Give only the number of lines that contain the word "Density".

********

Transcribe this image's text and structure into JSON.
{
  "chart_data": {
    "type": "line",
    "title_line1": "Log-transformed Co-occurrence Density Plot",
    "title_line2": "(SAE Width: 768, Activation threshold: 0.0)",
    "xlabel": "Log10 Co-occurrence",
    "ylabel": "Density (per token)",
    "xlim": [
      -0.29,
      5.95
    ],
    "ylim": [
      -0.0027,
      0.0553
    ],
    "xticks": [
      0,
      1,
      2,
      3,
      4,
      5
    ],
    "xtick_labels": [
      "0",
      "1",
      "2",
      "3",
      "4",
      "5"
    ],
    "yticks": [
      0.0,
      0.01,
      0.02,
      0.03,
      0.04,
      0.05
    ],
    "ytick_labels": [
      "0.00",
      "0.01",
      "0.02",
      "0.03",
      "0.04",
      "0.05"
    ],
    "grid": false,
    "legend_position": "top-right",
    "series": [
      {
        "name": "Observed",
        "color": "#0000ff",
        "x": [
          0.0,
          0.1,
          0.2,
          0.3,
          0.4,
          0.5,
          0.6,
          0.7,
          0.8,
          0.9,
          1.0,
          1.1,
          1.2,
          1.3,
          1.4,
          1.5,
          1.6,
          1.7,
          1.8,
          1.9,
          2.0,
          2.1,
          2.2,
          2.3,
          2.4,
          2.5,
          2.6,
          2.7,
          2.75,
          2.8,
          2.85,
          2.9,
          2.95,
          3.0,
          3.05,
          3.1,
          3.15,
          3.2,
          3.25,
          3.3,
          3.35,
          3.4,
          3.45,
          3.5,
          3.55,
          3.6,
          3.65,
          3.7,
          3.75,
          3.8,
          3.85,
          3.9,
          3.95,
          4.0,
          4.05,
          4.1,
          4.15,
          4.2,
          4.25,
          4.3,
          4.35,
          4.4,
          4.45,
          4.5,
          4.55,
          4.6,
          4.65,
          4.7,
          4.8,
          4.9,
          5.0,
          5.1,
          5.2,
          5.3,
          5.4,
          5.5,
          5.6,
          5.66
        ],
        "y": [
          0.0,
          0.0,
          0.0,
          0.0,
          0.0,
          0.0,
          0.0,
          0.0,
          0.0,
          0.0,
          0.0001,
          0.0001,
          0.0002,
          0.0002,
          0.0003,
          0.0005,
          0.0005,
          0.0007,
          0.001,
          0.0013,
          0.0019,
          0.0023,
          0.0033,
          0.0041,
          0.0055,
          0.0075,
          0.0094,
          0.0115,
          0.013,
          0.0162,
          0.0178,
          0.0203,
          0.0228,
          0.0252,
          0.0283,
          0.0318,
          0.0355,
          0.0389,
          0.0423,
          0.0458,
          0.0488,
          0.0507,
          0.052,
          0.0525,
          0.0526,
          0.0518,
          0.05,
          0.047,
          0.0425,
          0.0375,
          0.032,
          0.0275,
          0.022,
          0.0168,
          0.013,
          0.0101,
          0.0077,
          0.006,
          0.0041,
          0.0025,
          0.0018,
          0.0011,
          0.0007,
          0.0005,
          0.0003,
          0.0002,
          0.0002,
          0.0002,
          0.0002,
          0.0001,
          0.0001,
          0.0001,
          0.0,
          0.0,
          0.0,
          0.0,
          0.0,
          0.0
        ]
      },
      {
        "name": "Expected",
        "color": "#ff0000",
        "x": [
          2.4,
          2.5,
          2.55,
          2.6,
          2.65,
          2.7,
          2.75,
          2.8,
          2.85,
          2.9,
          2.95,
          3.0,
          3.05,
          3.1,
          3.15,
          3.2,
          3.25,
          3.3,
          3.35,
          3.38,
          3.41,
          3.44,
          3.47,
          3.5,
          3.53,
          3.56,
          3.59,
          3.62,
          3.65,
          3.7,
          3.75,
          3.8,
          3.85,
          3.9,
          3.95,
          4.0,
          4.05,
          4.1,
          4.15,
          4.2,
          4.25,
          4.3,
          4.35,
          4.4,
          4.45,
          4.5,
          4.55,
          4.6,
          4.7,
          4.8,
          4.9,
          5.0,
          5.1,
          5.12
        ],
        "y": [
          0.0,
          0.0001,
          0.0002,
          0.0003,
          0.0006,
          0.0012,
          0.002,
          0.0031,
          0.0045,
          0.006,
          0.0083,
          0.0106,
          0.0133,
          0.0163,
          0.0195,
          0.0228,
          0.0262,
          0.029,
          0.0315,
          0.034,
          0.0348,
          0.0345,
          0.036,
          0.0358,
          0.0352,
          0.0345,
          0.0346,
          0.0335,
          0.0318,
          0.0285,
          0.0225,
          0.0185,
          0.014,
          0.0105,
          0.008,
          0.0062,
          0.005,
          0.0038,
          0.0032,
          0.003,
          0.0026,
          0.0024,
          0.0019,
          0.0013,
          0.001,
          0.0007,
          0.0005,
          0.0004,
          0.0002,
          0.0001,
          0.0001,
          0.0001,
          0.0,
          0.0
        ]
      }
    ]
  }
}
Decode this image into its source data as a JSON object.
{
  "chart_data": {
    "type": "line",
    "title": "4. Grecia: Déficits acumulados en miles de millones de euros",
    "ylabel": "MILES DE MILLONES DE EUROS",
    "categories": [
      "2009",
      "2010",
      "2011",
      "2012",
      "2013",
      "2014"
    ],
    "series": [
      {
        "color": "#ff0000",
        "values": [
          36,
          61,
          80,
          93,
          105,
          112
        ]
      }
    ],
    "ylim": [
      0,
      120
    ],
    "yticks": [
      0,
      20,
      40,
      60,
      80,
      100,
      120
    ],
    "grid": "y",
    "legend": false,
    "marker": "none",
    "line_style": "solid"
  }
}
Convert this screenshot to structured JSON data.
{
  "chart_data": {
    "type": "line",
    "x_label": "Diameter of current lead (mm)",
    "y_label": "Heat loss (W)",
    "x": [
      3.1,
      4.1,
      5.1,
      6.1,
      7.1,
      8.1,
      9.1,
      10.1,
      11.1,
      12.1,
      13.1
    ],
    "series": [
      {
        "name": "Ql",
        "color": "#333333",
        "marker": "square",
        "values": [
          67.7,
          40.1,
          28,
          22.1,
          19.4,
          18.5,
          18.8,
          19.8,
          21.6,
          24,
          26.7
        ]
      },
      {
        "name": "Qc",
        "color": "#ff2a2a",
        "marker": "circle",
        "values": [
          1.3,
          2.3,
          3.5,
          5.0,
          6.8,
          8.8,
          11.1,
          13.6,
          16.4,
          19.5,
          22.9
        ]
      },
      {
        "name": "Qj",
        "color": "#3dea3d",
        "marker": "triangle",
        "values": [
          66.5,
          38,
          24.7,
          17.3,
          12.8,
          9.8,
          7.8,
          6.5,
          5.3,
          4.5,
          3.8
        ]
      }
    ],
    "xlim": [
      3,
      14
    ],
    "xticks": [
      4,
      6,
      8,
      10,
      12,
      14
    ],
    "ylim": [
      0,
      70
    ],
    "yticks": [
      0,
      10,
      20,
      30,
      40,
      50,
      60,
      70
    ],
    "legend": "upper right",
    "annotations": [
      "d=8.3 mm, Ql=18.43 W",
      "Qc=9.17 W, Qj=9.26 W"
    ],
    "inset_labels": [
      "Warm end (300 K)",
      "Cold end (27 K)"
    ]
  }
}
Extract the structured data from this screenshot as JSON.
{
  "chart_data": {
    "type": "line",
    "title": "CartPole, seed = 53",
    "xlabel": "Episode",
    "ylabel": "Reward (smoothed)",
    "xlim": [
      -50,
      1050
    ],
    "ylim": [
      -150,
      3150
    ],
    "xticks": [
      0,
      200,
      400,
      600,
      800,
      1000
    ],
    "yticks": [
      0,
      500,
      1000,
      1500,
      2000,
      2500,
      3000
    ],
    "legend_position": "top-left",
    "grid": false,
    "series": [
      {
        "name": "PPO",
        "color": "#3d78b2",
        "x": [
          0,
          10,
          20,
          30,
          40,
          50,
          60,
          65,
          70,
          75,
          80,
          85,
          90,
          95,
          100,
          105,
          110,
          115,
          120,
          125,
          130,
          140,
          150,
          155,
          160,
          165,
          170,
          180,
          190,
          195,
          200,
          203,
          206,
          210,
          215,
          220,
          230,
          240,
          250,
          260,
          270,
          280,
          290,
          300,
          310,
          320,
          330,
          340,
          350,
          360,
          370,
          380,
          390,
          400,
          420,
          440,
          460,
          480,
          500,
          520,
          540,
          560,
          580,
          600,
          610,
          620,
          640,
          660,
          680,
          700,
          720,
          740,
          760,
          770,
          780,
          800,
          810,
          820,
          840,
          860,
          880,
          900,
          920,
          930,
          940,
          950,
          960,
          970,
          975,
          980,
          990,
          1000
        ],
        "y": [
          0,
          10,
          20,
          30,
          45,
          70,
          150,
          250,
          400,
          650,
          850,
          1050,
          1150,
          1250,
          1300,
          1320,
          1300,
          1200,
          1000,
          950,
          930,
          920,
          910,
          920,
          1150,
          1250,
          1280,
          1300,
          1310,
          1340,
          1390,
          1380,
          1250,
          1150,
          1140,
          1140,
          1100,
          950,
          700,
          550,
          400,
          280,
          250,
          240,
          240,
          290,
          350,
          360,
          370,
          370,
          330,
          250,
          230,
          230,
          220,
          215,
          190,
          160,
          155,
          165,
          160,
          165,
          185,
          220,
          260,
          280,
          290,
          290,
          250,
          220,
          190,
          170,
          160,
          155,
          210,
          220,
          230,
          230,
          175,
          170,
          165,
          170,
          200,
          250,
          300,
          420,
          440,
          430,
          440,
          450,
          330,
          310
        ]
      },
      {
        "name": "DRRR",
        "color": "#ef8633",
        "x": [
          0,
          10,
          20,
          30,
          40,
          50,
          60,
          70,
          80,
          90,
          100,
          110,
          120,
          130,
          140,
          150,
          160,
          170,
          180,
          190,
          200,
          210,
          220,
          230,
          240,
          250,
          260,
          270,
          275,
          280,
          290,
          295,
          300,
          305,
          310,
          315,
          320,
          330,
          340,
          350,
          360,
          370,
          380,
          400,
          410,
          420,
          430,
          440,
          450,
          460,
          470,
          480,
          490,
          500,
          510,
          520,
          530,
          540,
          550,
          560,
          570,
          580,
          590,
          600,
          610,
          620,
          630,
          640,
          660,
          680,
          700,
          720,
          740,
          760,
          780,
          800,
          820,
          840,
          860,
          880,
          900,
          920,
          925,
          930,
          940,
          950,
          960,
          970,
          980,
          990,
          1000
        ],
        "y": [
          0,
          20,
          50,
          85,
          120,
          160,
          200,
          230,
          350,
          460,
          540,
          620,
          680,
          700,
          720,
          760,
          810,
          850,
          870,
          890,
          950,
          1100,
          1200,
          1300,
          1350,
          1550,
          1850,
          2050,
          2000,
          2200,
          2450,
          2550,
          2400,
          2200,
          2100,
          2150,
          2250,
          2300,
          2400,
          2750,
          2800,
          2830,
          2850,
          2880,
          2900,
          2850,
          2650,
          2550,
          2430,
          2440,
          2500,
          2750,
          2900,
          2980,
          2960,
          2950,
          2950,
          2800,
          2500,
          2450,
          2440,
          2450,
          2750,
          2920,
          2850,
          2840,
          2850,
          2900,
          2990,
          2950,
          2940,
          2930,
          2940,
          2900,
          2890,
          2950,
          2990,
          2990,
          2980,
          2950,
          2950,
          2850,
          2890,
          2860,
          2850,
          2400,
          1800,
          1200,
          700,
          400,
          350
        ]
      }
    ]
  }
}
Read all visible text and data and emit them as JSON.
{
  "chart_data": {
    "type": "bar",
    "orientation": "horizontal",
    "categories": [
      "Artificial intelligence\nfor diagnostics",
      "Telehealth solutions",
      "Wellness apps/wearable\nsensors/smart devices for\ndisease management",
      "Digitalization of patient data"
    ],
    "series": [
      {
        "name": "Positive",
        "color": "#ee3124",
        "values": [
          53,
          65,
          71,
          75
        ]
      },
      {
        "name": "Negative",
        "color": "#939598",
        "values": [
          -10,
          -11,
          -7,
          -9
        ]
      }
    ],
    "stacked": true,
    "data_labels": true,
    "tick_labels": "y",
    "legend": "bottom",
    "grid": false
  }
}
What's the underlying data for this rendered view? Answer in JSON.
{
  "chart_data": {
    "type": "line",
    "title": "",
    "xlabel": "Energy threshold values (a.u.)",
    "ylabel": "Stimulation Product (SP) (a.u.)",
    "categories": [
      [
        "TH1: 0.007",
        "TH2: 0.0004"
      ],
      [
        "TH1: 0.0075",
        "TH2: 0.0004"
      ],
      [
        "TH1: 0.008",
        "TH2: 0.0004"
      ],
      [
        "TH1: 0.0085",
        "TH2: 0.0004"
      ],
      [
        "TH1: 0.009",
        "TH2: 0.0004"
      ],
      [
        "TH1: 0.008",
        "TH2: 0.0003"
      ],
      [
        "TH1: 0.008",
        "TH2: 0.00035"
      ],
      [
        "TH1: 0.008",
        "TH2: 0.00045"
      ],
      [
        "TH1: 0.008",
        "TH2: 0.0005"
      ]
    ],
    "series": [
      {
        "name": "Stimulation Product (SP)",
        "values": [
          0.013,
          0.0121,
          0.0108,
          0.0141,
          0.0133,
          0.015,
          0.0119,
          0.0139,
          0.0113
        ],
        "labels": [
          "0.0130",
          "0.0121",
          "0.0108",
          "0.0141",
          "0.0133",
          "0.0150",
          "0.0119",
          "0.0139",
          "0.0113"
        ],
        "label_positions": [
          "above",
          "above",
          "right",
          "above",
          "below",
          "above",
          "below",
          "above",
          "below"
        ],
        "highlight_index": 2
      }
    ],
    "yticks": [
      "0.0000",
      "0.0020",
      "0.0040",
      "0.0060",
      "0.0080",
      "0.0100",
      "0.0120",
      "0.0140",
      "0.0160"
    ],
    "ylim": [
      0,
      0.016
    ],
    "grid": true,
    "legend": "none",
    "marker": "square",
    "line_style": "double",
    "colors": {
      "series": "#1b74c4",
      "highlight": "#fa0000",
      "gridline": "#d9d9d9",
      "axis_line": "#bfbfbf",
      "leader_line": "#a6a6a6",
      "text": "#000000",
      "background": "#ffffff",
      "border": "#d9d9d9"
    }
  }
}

********

* **EXPECTED ANSWER**
2